** Exercise task **
Transcribe every line exactly. Leave the pictures behind.

START Material for the task

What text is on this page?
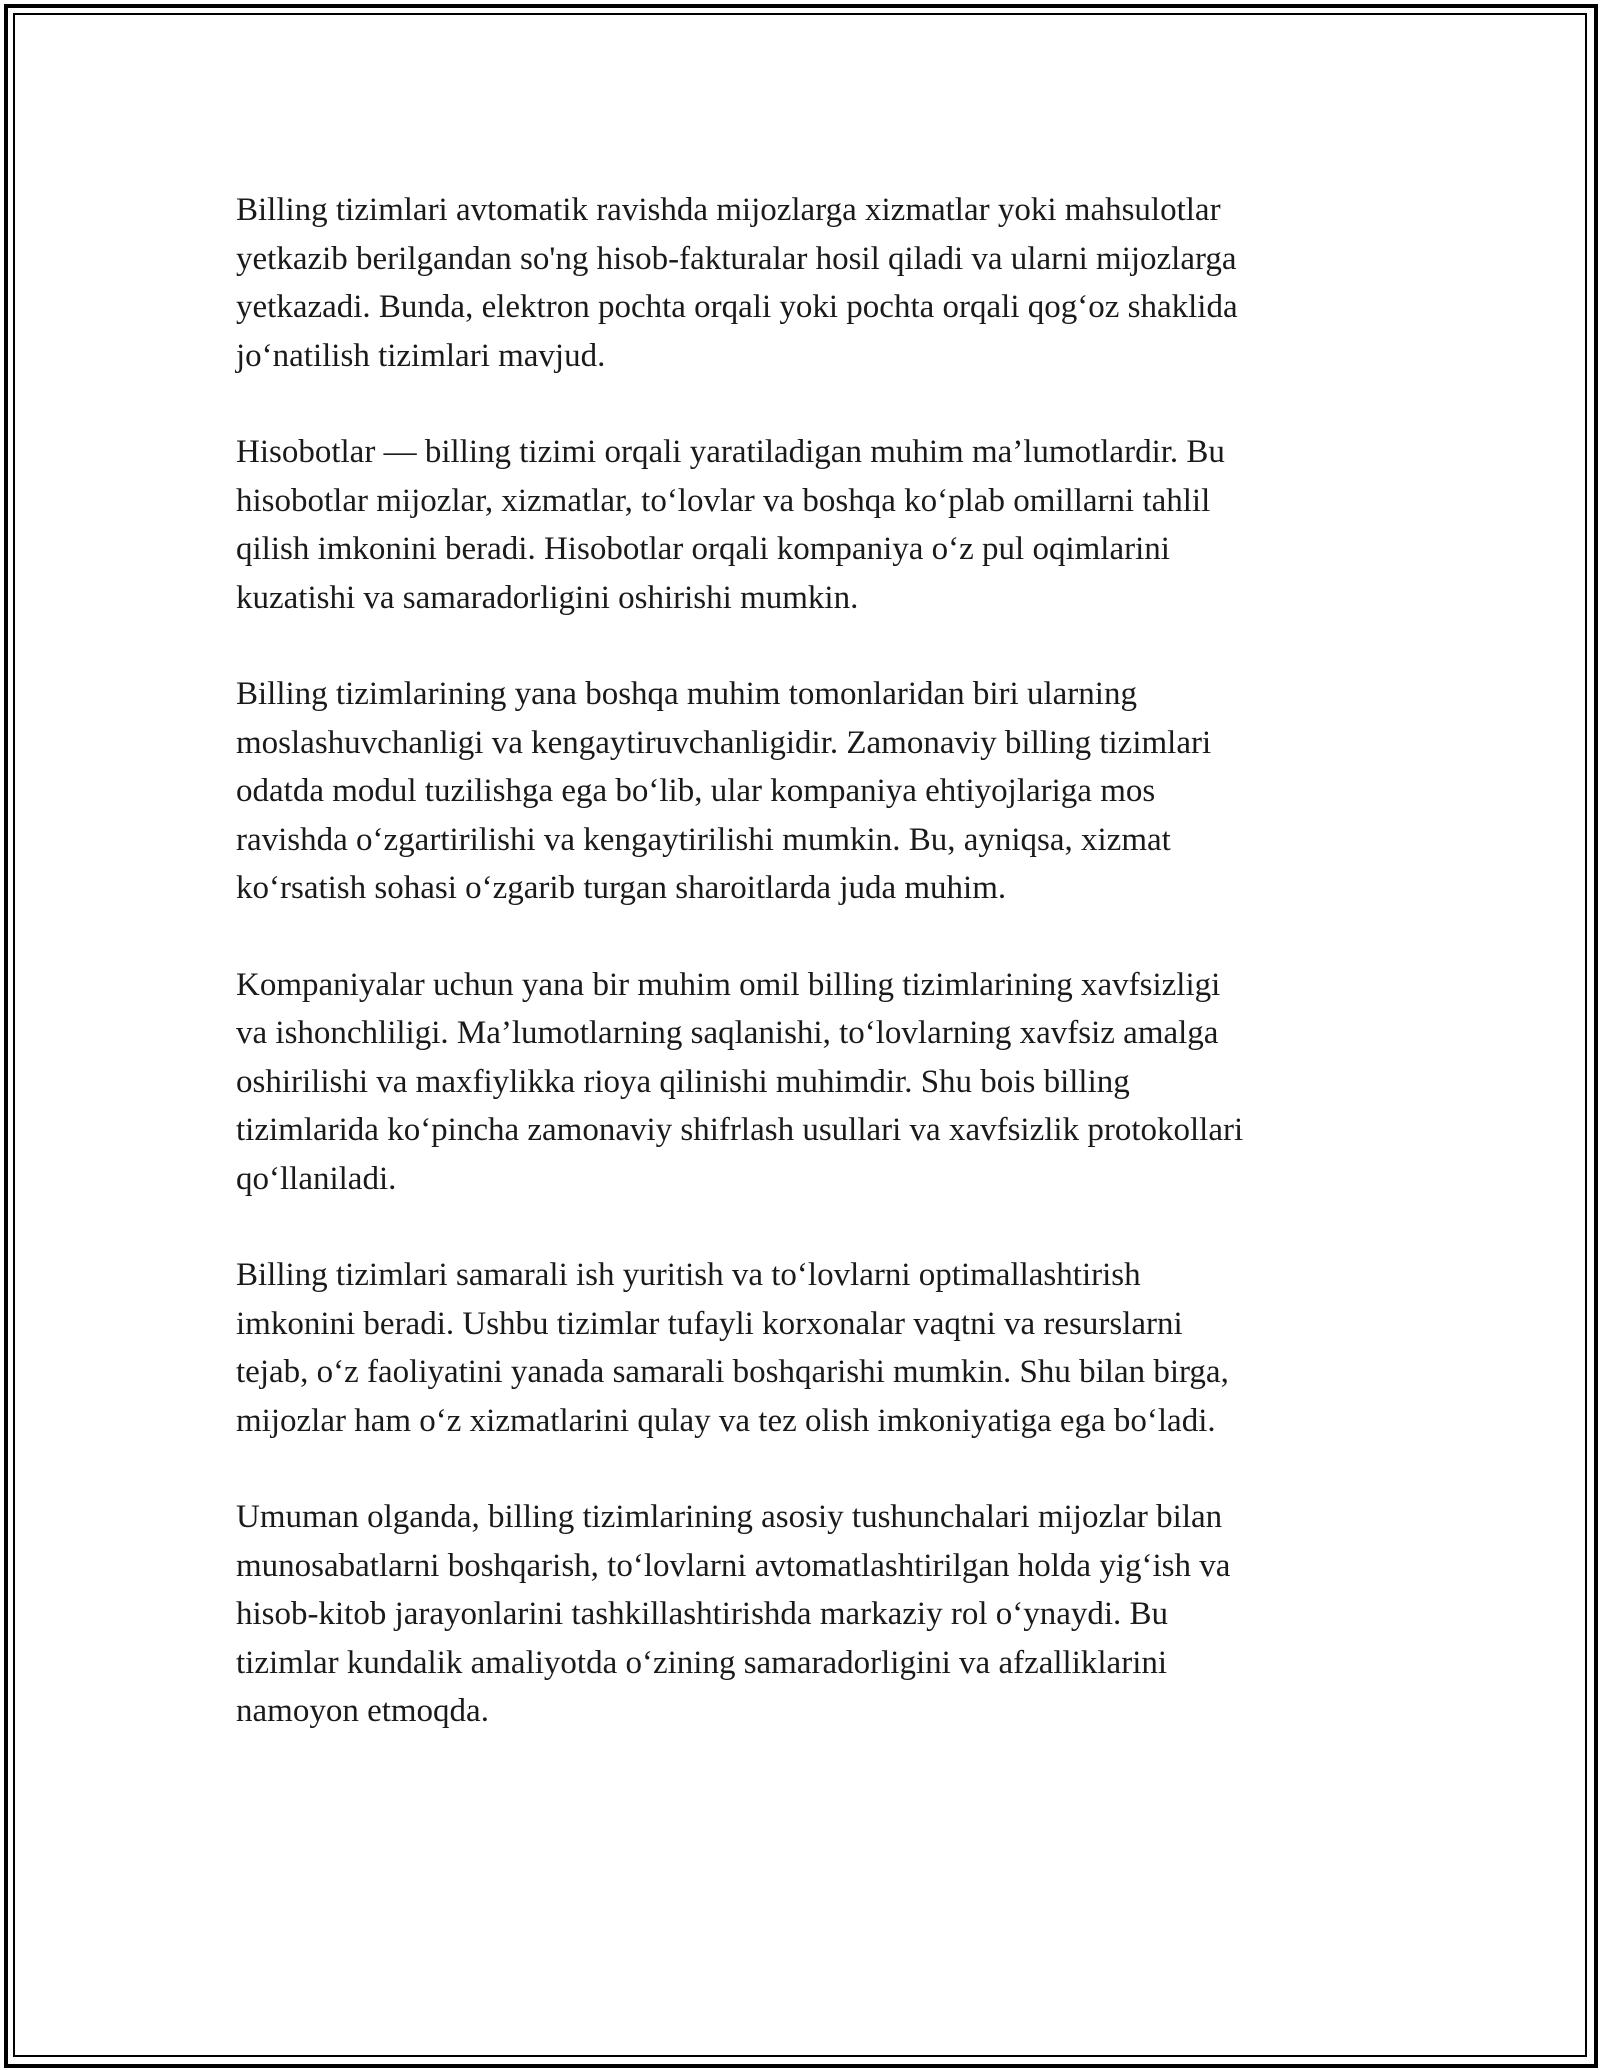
Billing tizimlari avtomatik ravishda mijozlarga xizmatlar yoki mahsulotlar
yetkazib berilgandan so'ng hisob-fakturalar hosil qiladi va ularni mijozlarga
yetkazadi. Bunda, elektron pochta orqali yoki pochta orqali qog‘oz shaklida
jo‘natilish tizimlari mavjud.

Hisobotlar — billing tizimi orqali yaratiladigan muhim ma’lumotlardir. Bu
hisobotlar mijozlar, xizmatlar, to‘lovlar va boshqa ko‘plab omillarni tahlil
qilish imkonini beradi. Hisobotlar orqali kompaniya o‘z pul oqimlarini
kuzatishi va samaradorligini oshirishi mumkin.

Billing tizimlarining yana boshqa muhim tomonlaridan biri ularning
moslashuvchanligi va kengaytiruvchanligidir. Zamonaviy billing tizimlari
odatda modul tuzilishga ega bo‘lib, ular kompaniya ehtiyojlariga mos
ravishda o‘zgartirilishi va kengaytirilishi mumkin. Bu, ayniqsa, xizmat
ko‘rsatish sohasi o‘zgarib turgan sharoitlarda juda muhim.

Kompaniyalar uchun yana bir muhim omil billing tizimlarining xavfsizligi
va ishonchliligi. Ma’lumotlarning saqlanishi, to‘lovlarning xavfsiz amalga
oshirilishi va maxfiylikka rioya qilinishi muhimdir. Shu bois billing
tizimlarida ko‘pincha zamonaviy shifrlash usullari va xavfsizlik protokollari
qo‘llaniladi.

Billing tizimlari samarali ish yuritish va to‘lovlarni optimallashtirish
imkonini beradi. Ushbu tizimlar tufayli korxonalar vaqtni va resurslarni
tejab, o‘z faoliyatini yanada samarali boshqarishi mumkin. Shu bilan birga,
mijozlar ham o‘z xizmatlarini qulay va tez olish imkoniyatiga ega bo‘ladi.

Umuman olganda, billing tizimlarining asosiy tushunchalari mijozlar bilan
munosabatlarni boshqarish, to‘lovlarni avtomatlashtirilgan holda yig‘ish va
hisob-kitob jarayonlarini tashkillashtirishda markaziy rol o‘ynaydi. Bu
tizimlar kundalik amaliyotda o‘zining samaradorligini va afzalliklarini
namoyon etmoqda.
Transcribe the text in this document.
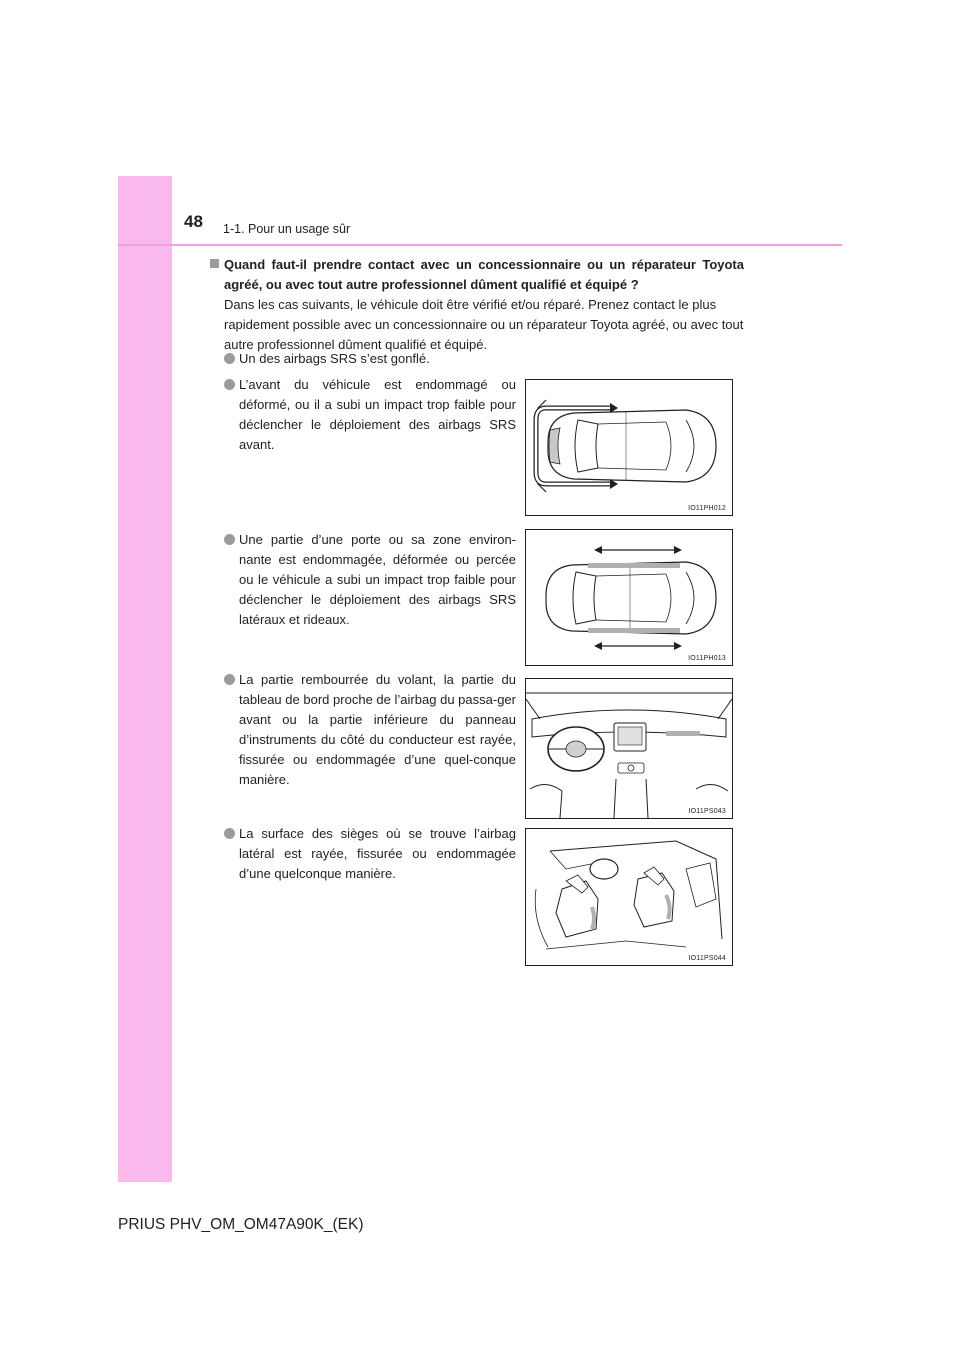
48 1-1. Pour un usage sûr
Quand faut-il prendre contact avec un concessionnaire ou un réparateur Toyota agréé, ou avec tout autre professionnel dûment qualifié et équipé ?
Dans les cas suivants, le véhicule doit être vérifié et/ou réparé. Prenez contact le plus rapidement possible avec un concessionnaire ou un réparateur Toyota agréé, ou avec tout autre professionnel dûment qualifié et équipé.
Un des airbags SRS s’est gonflé.
L’avant du véhicule est endommagé ou déformé, ou il a subi un impact trop faible pour déclencher le déploiement des airbags SRS avant.
Une partie d’une porte ou sa zone environ-nante est endommagée, déformée ou percée ou le véhicule a subi un impact trop faible pour déclencher le déploiement des airbags SRS latéraux et rideaux.
La partie rembourrée du volant, la partie du tableau de bord proche de l’airbag du passa-ger avant ou la partie inférieure du panneau d’instruments du côté du conducteur est rayée, fissurée ou endommagée d’une quel-conque manière.
La surface des sièges où se trouve l’airbag latéral est rayée, fissurée ou endommagée d’une quelconque manière.
IO11PH012
IO11PH013
IO11PS043
IO11PS044
PRIUS PHV_OM_OM47A90K_(EK)
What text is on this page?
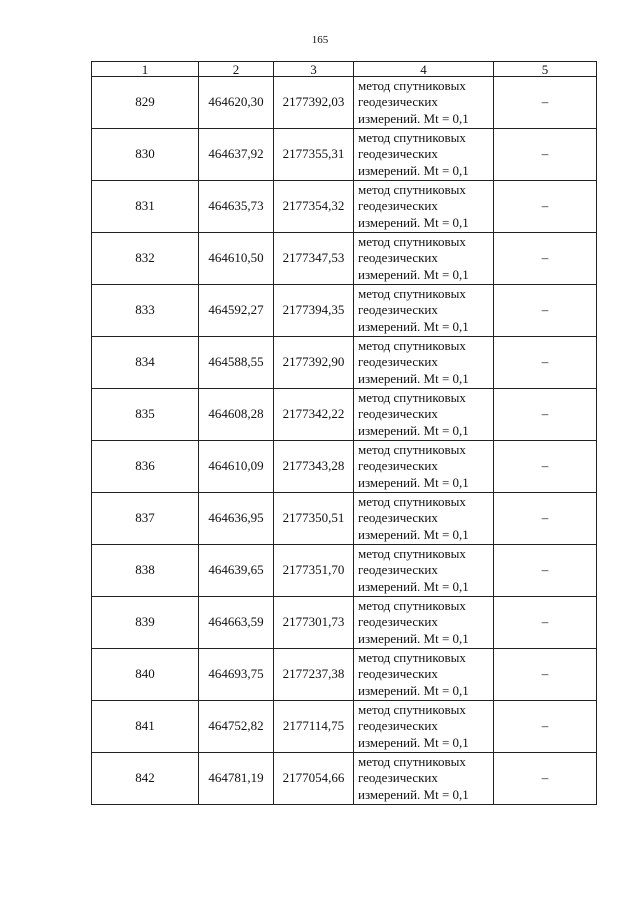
165
1	2	3	4	5
829	464620,30	2177392,03	метод спутниковых
геодезических
измерений. Mt = 0,1	–
830	464637,92	2177355,31	метод спутниковых
геодезических
измерений. Mt = 0,1	–
831	464635,73	2177354,32	метод спутниковых
геодезических
измерений. Mt = 0,1	–
832	464610,50	2177347,53	метод спутниковых
геодезических
измерений. Mt = 0,1	–
833	464592,27	2177394,35	метод спутниковых
геодезических
измерений. Mt = 0,1	–
834	464588,55	2177392,90	метод спутниковых
геодезических
измерений. Mt = 0,1	–
835	464608,28	2177342,22	метод спутниковых
геодезических
измерений. Mt = 0,1	–
836	464610,09	2177343,28	метод спутниковых
геодезических
измерений. Mt = 0,1	–
837	464636,95	2177350,51	метод спутниковых
геодезических
измерений. Mt = 0,1	–
838	464639,65	2177351,70	метод спутниковых
геодезических
измерений. Mt = 0,1	–
839	464663,59	2177301,73	метод спутниковых
геодезических
измерений. Mt = 0,1	–
840	464693,75	2177237,38	метод спутниковых
геодезических
измерений. Mt = 0,1	–
841	464752,82	2177114,75	метод спутниковых
геодезических
измерений. Mt = 0,1	–
842	464781,19	2177054,66	метод спутниковых
геодезических
измерений. Mt = 0,1	–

END Material for the task

** Solution **
What text is on this page?
Billing tizimlari avtomatik ravishda mijozlarga xizmatlar yoki mahsulotlar
yetkazib berilgandan so'ng hisob-fakturalar hosil qiladi va ularni mijozlarga
yetkazadi. Bunda, elektron pochta orqali yoki pochta orqali qog‘oz shaklida
jo‘natilish tizimlari mavjud.

Hisobotlar — billing tizimi orqali yaratiladigan muhim ma’lumotlardir. Bu
hisobotlar mijozlar, xizmatlar, to‘lovlar va boshqa ko‘plab omillarni tahlil
qilish imkonini beradi. Hisobotlar orqali kompaniya o‘z pul oqimlarini
kuzatishi va samaradorligini oshirishi mumkin.

Billing tizimlarining yana boshqa muhim tomonlaridan biri ularning
moslashuvchanligi va kengaytiruvchanligidir. Zamonaviy billing tizimlari
odatda modul tuzilishga ega bo‘lib, ular kompaniya ehtiyojlariga mos
ravishda o‘zgartirilishi va kengaytirilishi mumkin. Bu, ayniqsa, xizmat
ko‘rsatish sohasi o‘zgarib turgan sharoitlarda juda muhim.

Kompaniyalar uchun yana bir muhim omil billing tizimlarining xavfsizligi
va ishonchliligi. Ma’lumotlarning saqlanishi, to‘lovlarning xavfsiz amalga
oshirilishi va maxfiylikka rioya qilinishi muhimdir. Shu bois billing
tizimlarida ko‘pincha zamonaviy shifrlash usullari va xavfsizlik protokollari
qo‘llaniladi.

Billing tizimlari samarali ish yuritish va to‘lovlarni optimallashtirish
imkonini beradi. Ushbu tizimlar tufayli korxonalar vaqtni va resurslarni
tejab, o‘z faoliyatini yanada samarali boshqarishi mumkin. Shu bilan birga,
mijozlar ham o‘z xizmatlarini qulay va tez olish imkoniyatiga ega bo‘ladi.

Umuman olganda, billing tizimlarining asosiy tushunchalari mijozlar bilan
munosabatlarni boshqarish, to‘lovlarni avtomatlashtirilgan holda yig‘ish va
hisob-kitob jarayonlarini tashkillashtirishda markaziy rol o‘ynaydi. Bu
tizimlar kundalik amaliyotda o‘zining samaradorligini va afzalliklarini
namoyon etmoqda.
Transcribe the text in this document.
48 1-1. Pour un usage sûr
Quand faut-il prendre contact avec un concessionnaire ou un réparateur Toyota agréé, ou avec tout autre professionnel dûment qualifié et équipé ?
Dans les cas suivants, le véhicule doit être vérifié et/ou réparé. Prenez contact le plus rapidement possible avec un concessionnaire ou un réparateur Toyota agréé, ou avec tout autre professionnel dûment qualifié et équipé.
Un des airbags SRS s’est gonflé.
L’avant du véhicule est endommagé ou déformé, ou il a subi un impact trop faible pour déclencher le déploiement des airbags SRS avant.
Une partie d’une porte ou sa zone environ-nante est endommagée, déformée ou percée ou le véhicule a subi un impact trop faible pour déclencher le déploiement des airbags SRS latéraux et rideaux.
La partie rembourrée du volant, la partie du tableau de bord proche de l’airbag du passa-ger avant ou la partie inférieure du panneau d’instruments du côté du conducteur est rayée, fissurée ou endommagée d’une quel-conque manière.
La surface des sièges où se trouve l’airbag latéral est rayée, fissurée ou endommagée d’une quelconque manière.
IO11PH012
IO11PH013
IO11PS043
IO11PS044
PRIUS PHV_OM_OM47A90K_(EK)
What text is on this page?
165
1	2	3	4	5
829	464620,30	2177392,03	метод спутниковых
геодезических
измерений. Mt = 0,1	–
830	464637,92	2177355,31	метод спутниковых
геодезических
измерений. Mt = 0,1	–
831	464635,73	2177354,32	метод спутниковых
геодезических
измерений. Mt = 0,1	–
832	464610,50	2177347,53	метод спутниковых
геодезических
измерений. Mt = 0,1	–
833	464592,27	2177394,35	метод спутниковых
геодезических
измерений. Mt = 0,1	–
834	464588,55	2177392,90	метод спутниковых
геодезических
измерений. Mt = 0,1	–
835	464608,28	2177342,22	метод спутниковых
геодезических
измерений. Mt = 0,1	–
836	464610,09	2177343,28	метод спутниковых
геодезических
измерений. Mt = 0,1	–
837	464636,95	2177350,51	метод спутниковых
геодезических
измерений. Mt = 0,1	–
838	464639,65	2177351,70	метод спутниковых
геодезических
измерений. Mt = 0,1	–
839	464663,59	2177301,73	метод спутниковых
геодезических
измерений. Mt = 0,1	–
840	464693,75	2177237,38	метод спутниковых
геодезических
измерений. Mt = 0,1	–
841	464752,82	2177114,75	метод спутниковых
геодезических
измерений. Mt = 0,1	–
842	464781,19	2177054,66	метод спутниковых
геодезических
измерений. Mt = 0,1	–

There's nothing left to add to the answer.